>> Start

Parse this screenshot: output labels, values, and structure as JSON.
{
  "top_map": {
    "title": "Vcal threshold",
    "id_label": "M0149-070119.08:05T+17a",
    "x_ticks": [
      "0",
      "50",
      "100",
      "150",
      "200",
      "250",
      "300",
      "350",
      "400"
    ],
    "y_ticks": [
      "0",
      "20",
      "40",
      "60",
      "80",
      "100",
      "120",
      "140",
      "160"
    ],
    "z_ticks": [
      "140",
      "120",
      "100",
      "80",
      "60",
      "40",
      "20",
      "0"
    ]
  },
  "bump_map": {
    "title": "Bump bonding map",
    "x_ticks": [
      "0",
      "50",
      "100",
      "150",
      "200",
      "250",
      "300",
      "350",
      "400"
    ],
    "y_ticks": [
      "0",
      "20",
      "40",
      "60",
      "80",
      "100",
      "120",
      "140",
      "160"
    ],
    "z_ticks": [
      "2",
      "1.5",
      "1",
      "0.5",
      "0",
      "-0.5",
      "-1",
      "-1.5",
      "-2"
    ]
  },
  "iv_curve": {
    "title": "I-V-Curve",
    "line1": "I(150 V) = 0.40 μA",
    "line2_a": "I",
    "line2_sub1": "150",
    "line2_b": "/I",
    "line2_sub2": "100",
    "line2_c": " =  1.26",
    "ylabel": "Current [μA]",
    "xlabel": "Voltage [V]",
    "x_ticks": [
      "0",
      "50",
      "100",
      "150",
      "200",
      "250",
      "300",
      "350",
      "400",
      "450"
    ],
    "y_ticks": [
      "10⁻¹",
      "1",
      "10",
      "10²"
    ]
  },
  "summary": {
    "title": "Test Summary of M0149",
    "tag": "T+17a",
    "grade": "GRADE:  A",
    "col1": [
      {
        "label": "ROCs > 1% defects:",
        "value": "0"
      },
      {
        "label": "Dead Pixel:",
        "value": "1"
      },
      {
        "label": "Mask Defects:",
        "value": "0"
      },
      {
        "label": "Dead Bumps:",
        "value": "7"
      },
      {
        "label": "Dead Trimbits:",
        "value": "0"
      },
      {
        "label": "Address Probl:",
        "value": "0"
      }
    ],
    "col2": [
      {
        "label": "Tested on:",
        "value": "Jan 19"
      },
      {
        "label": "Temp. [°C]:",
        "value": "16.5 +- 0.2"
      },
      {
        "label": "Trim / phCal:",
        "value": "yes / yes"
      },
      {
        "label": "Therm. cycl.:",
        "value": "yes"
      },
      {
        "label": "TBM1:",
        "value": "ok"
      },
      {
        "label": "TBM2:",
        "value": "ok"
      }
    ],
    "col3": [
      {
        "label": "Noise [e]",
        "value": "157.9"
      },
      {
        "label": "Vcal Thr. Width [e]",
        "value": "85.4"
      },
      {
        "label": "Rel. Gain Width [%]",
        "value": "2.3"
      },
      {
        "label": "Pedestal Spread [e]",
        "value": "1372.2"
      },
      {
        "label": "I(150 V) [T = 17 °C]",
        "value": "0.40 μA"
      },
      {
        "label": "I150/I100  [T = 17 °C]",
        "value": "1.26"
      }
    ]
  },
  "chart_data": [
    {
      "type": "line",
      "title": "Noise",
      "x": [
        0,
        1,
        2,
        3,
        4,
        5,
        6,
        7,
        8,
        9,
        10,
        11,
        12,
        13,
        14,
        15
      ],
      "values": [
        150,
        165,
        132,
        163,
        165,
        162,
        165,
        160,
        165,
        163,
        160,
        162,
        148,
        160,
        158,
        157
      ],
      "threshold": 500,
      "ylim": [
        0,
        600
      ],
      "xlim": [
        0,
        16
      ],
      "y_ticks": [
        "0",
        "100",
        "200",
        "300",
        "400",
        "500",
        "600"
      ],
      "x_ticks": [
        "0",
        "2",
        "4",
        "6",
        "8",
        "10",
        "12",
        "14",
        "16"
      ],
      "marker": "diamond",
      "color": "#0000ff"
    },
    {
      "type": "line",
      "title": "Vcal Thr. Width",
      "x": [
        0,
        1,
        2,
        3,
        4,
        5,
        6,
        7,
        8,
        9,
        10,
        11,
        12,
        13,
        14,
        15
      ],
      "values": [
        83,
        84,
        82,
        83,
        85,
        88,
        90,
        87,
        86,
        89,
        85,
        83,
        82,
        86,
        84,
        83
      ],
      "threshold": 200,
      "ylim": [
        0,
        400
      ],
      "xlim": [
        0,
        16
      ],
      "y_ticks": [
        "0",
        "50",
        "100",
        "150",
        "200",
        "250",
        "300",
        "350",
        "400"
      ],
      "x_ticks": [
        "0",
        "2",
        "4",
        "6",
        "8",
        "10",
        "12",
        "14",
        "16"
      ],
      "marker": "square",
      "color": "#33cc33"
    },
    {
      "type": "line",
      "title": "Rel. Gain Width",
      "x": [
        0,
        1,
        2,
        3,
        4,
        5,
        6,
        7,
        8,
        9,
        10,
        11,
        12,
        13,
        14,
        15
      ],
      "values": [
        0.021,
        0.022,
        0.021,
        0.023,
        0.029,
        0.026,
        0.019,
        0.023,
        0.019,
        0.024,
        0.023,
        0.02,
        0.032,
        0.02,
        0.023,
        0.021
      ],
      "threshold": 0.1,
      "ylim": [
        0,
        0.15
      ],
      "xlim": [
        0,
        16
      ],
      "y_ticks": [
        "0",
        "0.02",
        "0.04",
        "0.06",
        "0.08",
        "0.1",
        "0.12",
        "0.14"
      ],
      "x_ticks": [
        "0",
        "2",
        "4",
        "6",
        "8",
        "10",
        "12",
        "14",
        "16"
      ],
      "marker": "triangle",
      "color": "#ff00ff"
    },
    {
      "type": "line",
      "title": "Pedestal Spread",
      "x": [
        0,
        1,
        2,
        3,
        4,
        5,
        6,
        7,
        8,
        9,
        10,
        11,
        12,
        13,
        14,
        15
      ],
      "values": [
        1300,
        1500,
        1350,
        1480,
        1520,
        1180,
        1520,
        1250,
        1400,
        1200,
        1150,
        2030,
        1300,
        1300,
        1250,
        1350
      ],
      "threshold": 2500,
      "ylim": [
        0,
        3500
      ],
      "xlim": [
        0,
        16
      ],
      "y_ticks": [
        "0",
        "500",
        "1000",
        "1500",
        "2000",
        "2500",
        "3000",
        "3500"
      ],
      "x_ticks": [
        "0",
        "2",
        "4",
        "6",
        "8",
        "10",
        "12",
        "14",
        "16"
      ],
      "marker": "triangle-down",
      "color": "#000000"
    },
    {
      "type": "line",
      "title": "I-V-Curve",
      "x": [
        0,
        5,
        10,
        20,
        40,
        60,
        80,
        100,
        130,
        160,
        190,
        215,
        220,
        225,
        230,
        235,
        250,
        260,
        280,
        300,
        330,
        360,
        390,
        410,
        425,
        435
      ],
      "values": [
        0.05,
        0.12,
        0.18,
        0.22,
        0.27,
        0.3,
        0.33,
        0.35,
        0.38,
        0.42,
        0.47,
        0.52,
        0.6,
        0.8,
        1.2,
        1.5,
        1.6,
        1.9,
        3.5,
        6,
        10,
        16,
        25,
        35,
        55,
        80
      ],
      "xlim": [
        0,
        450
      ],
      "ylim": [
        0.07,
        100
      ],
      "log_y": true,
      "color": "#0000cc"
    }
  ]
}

>> End

**Problem requirements**
In the entries above, find each line with the string "Pedestal" and copy it.

**Response for this exercise**
        "label": "Pedestal Spread [e]",
      "title": "Pedestal Spread",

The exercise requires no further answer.